Stored entries
-*-*-
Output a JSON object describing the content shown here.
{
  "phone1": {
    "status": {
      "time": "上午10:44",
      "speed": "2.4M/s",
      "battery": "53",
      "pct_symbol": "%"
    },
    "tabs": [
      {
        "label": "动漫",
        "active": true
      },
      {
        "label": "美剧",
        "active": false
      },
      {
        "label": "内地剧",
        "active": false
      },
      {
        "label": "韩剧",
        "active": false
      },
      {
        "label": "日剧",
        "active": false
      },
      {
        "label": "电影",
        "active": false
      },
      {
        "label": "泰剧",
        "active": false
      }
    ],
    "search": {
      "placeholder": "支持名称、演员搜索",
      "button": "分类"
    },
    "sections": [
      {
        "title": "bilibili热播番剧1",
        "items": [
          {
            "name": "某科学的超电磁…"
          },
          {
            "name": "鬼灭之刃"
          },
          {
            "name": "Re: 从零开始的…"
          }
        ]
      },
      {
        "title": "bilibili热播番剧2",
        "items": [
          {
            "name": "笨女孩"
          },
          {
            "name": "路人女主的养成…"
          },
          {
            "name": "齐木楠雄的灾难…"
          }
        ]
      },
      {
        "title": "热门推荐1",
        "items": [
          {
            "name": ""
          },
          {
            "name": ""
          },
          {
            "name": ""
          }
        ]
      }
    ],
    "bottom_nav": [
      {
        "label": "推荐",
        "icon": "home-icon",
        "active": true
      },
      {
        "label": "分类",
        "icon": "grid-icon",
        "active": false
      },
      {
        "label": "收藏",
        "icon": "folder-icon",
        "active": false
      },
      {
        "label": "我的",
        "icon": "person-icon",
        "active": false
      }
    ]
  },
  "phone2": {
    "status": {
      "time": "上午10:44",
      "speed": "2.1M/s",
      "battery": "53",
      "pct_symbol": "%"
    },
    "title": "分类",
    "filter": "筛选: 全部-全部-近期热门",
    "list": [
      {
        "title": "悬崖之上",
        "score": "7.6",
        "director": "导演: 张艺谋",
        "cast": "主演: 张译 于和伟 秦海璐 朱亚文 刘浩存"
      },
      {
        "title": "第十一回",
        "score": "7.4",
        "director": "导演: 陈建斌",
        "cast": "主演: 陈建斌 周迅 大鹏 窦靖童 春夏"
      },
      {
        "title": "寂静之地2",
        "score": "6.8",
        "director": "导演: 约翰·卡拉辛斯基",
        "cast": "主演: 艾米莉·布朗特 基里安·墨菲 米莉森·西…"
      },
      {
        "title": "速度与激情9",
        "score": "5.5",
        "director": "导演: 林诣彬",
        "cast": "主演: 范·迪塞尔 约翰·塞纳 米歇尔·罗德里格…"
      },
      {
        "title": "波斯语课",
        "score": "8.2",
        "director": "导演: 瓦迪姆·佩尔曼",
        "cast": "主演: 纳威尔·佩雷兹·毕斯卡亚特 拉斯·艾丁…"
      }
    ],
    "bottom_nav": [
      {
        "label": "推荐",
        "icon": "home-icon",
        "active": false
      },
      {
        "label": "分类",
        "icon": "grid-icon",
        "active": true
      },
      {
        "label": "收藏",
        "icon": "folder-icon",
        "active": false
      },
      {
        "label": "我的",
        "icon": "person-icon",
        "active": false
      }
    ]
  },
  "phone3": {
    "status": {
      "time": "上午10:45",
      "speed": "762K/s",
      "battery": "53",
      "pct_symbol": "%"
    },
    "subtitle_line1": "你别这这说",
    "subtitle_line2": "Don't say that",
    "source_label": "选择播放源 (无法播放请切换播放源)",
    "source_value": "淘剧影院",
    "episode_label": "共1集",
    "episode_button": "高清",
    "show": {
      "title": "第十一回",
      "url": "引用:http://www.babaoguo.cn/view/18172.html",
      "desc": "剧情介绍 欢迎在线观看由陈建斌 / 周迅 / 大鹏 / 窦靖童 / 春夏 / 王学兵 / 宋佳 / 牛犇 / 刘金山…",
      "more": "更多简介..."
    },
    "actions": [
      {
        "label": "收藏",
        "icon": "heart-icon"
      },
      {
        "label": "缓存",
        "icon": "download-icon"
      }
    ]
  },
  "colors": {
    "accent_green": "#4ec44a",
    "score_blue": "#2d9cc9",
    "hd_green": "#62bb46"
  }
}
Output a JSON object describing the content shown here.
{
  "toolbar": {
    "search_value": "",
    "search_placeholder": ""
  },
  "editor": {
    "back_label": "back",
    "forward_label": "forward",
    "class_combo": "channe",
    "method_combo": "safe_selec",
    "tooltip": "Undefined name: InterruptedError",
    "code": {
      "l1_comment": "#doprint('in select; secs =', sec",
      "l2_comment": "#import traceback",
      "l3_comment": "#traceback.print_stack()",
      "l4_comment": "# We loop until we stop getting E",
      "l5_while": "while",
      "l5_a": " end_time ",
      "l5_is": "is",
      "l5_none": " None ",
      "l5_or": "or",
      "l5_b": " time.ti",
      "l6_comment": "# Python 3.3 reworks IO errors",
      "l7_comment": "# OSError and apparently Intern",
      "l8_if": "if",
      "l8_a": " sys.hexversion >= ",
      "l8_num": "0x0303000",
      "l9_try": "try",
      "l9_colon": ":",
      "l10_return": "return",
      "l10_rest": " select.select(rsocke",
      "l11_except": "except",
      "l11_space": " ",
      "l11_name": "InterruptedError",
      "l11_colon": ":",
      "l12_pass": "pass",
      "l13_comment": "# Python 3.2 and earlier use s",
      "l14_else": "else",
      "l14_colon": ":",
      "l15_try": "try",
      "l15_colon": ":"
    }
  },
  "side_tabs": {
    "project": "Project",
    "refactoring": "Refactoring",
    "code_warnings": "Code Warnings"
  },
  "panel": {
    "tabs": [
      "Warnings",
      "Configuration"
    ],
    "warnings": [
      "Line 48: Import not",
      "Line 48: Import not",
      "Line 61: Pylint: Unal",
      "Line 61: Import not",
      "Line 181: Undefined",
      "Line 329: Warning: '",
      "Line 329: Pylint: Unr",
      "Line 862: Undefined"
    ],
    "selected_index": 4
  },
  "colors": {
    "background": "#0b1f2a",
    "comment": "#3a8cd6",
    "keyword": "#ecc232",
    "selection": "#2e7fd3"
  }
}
-*-*-
**SHORT TASK**
Extract the whole listing, character for character.

**EXPECTED ANSWER**
Output a JSON object describing the content shown here.
{
  "phone1": {
    "status": {
      "time": "上午10:44",
      "speed": "2.4M/s",
      "battery": "53",
      "pct_symbol": "%"
    },
    "tabs": [
      {
        "label": "动漫",
        "active": true
      },
      {
        "label": "美剧",
        "active": false
      },
      {
        "label": "内地剧",
        "active": false
      },
      {
        "label": "韩剧",
        "active": false
      },
      {
        "label": "日剧",
        "active": false
      },
      {
        "label": "电影",
        "active": false
      },
      {
        "label": "泰剧",
        "active": false
      }
    ],
    "search": {
      "placeholder": "支持名称、演员搜索",
      "button": "分类"
    },
    "sections": [
      {
        "title": "bilibili热播番剧1",
        "items": [
          {
            "name": "某科学的超电磁…"
          },
          {
            "name": "鬼灭之刃"
          },
          {
            "name": "Re: 从零开始的…"
          }
        ]
      },
      {
        "title": "bilibili热播番剧2",
        "items": [
          {
            "name": "笨女孩"
          },
          {
            "name": "路人女主的养成…"
          },
          {
            "name": "齐木楠雄的灾难…"
          }
        ]
      },
      {
        "title": "热门推荐1",
        "items": [
          {
            "name": ""
          },
          {
            "name": ""
          },
          {
            "name": ""
          }
        ]
      }
    ],
    "bottom_nav": [
      {
        "label": "推荐",
        "icon": "home-icon",
        "active": true
      },
      {
        "label": "分类",
        "icon": "grid-icon",
        "active": false
      },
      {
        "label": "收藏",
        "icon": "folder-icon",
        "active": false
      },
      {
        "label": "我的",
        "icon": "person-icon",
        "active": false
      }
    ]
  },
  "phone2": {
    "status": {
      "time": "上午10:44",
      "speed": "2.1M/s",
      "battery": "53",
      "pct_symbol": "%"
    },
    "title": "分类",
    "filter": "筛选: 全部-全部-近期热门",
    "list": [
      {
        "title": "悬崖之上",
        "score": "7.6",
        "director": "导演: 张艺谋",
        "cast": "主演: 张译 于和伟 秦海璐 朱亚文 刘浩存"
      },
      {
        "title": "第十一回",
        "score": "7.4",
        "director": "导演: 陈建斌",
        "cast": "主演: 陈建斌 周迅 大鹏 窦靖童 春夏"
      },
      {
        "title": "寂静之地2",
        "score": "6.8",
        "director": "导演: 约翰·卡拉辛斯基",
        "cast": "主演: 艾米莉·布朗特 基里安·墨菲 米莉森·西…"
      },
      {
        "title": "速度与激情9",
        "score": "5.5",
        "director": "导演: 林诣彬",
        "cast": "主演: 范·迪塞尔 约翰·塞纳 米歇尔·罗德里格…"
      },
      {
        "title": "波斯语课",
        "score": "8.2",
        "director": "导演: 瓦迪姆·佩尔曼",
        "cast": "主演: 纳威尔·佩雷兹·毕斯卡亚特 拉斯·艾丁…"
      }
    ],
    "bottom_nav": [
      {
        "label": "推荐",
        "icon": "home-icon",
        "active": false
      },
      {
        "label": "分类",
        "icon": "grid-icon",
        "active": true
      },
      {
        "label": "收藏",
        "icon": "folder-icon",
        "active": false
      },
      {
        "label": "我的",
        "icon": "person-icon",
        "active": false
      }
    ]
  },
  "phone3": {
    "status": {
      "time": "上午10:45",
      "speed": "762K/s",
      "battery": "53",
      "pct_symbol": "%"
    },
    "subtitle_line1": "你别这这说",
    "subtitle_line2": "Don't say that",
    "source_label": "选择播放源 (无法播放请切换播放源)",
    "source_value": "淘剧影院",
    "episode_label": "共1集",
    "episode_button": "高清",
    "show": {
      "title": "第十一回",
      "url": "引用:http://www.babaoguo.cn/view/18172.html",
      "desc": "剧情介绍 欢迎在线观看由陈建斌 / 周迅 / 大鹏 / 窦靖童 / 春夏 / 王学兵 / 宋佳 / 牛犇 / 刘金山…",
      "more": "更多简介..."
    },
    "actions": [
      {
        "label": "收藏",
        "icon": "heart-icon"
      },
      {
        "label": "缓存",
        "icon": "download-icon"
      }
    ]
  },
  "colors": {
    "accent_green": "#4ec44a",
    "score_blue": "#2d9cc9",
    "hd_green": "#62bb46"
  }
}
Output a JSON object describing the content shown here.
{
  "toolbar": {
    "search_value": "",
    "search_placeholder": ""
  },
  "editor": {
    "back_label": "back",
    "forward_label": "forward",
    "class_combo": "channe",
    "method_combo": "safe_selec",
    "tooltip": "Undefined name: InterruptedError",
    "code": {
      "l1_comment": "#doprint('in select; secs =', sec",
      "l2_comment": "#import traceback",
      "l3_comment": "#traceback.print_stack()",
      "l4_comment": "# We loop until we stop getting E",
      "l5_while": "while",
      "l5_a": " end_time ",
      "l5_is": "is",
      "l5_none": " None ",
      "l5_or": "or",
      "l5_b": " time.ti",
      "l6_comment": "# Python 3.3 reworks IO errors",
      "l7_comment": "# OSError and apparently Intern",
      "l8_if": "if",
      "l8_a": " sys.hexversion >= ",
      "l8_num": "0x0303000",
      "l9_try": "try",
      "l9_colon": ":",
      "l10_return": "return",
      "l10_rest": " select.select(rsocke",
      "l11_except": "except",
      "l11_space": " ",
      "l11_name": "InterruptedError",
      "l11_colon": ":",
      "l12_pass": "pass",
      "l13_comment": "# Python 3.2 and earlier use s",
      "l14_else": "else",
      "l14_colon": ":",
      "l15_try": "try",
      "l15_colon": ":"
    }
  },
  "side_tabs": {
    "project": "Project",
    "refactoring": "Refactoring",
    "code_warnings": "Code Warnings"
  },
  "panel": {
    "tabs": [
      "Warnings",
      "Configuration"
    ],
    "warnings": [
      "Line 48: Import not",
      "Line 48: Import not",
      "Line 61: Pylint: Unal",
      "Line 61: Import not",
      "Line 181: Undefined",
      "Line 329: Warning: '",
      "Line 329: Pylint: Unr",
      "Line 862: Undefined"
    ],
    "selected_index": 4
  },
  "colors": {
    "background": "#0b1f2a",
    "comment": "#3a8cd6",
    "keyword": "#ecc232",
    "selection": "#2e7fd3"
  }
}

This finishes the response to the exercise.